Set task: Copy the listing below word for word, from the line with "Bar — [300, 290, 422, 320]" up to and including the line with "Point — [250, 171, 260, 177]".
— start of Material to process —
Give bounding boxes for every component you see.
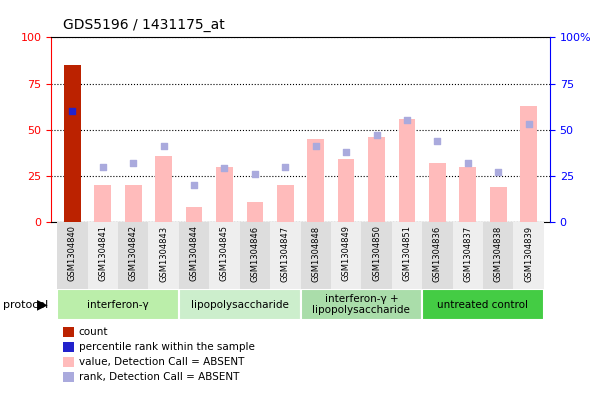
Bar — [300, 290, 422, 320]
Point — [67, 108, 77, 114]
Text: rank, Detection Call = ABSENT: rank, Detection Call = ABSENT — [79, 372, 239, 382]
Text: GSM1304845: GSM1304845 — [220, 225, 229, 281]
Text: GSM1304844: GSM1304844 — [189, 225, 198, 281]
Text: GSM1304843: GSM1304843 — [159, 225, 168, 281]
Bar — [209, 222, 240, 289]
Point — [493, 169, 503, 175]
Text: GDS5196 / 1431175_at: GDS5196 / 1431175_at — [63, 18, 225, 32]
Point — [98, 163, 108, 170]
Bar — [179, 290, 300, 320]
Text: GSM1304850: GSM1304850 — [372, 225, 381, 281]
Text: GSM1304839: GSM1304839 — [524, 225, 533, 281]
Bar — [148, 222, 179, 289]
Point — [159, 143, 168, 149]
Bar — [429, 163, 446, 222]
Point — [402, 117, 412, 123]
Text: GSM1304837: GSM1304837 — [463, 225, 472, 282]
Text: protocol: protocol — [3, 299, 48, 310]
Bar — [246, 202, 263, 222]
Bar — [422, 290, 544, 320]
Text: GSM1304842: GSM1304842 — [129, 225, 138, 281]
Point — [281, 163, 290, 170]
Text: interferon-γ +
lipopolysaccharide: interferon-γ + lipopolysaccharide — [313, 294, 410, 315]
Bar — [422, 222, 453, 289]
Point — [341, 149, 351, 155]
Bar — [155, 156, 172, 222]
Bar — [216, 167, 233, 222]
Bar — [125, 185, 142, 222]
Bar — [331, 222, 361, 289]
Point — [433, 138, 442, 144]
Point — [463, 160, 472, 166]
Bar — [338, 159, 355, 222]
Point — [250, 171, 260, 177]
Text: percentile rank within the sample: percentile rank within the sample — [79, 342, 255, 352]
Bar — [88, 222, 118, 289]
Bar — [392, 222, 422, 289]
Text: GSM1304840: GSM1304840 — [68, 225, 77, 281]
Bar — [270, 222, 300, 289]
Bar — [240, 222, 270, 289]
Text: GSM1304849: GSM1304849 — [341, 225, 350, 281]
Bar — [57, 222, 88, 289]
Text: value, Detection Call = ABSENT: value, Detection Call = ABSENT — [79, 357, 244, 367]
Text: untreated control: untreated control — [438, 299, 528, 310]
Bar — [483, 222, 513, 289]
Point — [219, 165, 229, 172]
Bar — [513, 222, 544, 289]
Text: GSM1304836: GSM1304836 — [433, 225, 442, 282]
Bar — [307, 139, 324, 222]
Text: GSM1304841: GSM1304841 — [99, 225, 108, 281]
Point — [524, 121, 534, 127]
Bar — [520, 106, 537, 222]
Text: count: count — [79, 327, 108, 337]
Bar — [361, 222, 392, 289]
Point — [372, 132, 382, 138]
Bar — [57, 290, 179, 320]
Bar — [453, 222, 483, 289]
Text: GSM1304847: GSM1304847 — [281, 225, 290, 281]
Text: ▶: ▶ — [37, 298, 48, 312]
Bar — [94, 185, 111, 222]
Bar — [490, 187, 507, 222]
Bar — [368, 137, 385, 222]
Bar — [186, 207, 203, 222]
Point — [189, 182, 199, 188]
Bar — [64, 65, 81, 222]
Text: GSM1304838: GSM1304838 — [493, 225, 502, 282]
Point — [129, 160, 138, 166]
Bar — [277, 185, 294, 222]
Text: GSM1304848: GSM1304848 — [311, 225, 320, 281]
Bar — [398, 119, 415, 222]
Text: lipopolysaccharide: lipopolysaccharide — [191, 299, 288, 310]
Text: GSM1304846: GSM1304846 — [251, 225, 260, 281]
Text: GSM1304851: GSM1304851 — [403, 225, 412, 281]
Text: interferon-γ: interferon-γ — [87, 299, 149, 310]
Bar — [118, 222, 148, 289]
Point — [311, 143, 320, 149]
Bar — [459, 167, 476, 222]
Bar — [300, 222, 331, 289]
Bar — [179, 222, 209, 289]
— end of Material to process —
Exercise output:
Bar — [300, 290, 422, 320]
Point — [67, 108, 77, 114]
Text: rank, Detection Call = ABSENT: rank, Detection Call = ABSENT — [79, 372, 239, 382]
Text: GSM1304845: GSM1304845 — [220, 225, 229, 281]
Text: GSM1304844: GSM1304844 — [189, 225, 198, 281]
Text: GSM1304843: GSM1304843 — [159, 225, 168, 281]
Bar — [209, 222, 240, 289]
Point — [493, 169, 503, 175]
Text: GDS5196 / 1431175_at: GDS5196 / 1431175_at — [63, 18, 225, 32]
Point — [98, 163, 108, 170]
Bar — [179, 290, 300, 320]
Text: GSM1304850: GSM1304850 — [372, 225, 381, 281]
Text: GSM1304839: GSM1304839 — [524, 225, 533, 281]
Bar — [148, 222, 179, 289]
Point — [159, 143, 168, 149]
Bar — [429, 163, 446, 222]
Point — [402, 117, 412, 123]
Text: GSM1304837: GSM1304837 — [463, 225, 472, 282]
Text: protocol: protocol — [3, 299, 48, 310]
Bar — [246, 202, 263, 222]
Bar — [422, 290, 544, 320]
Text: GSM1304842: GSM1304842 — [129, 225, 138, 281]
Point — [281, 163, 290, 170]
Text: interferon-γ +
lipopolysaccharide: interferon-γ + lipopolysaccharide — [313, 294, 410, 315]
Bar — [422, 222, 453, 289]
Point — [341, 149, 351, 155]
Bar — [155, 156, 172, 222]
Bar — [216, 167, 233, 222]
Bar — [125, 185, 142, 222]
Bar — [331, 222, 361, 289]
Point — [433, 138, 442, 144]
Point — [463, 160, 472, 166]
Bar — [338, 159, 355, 222]
Point — [250, 171, 260, 177]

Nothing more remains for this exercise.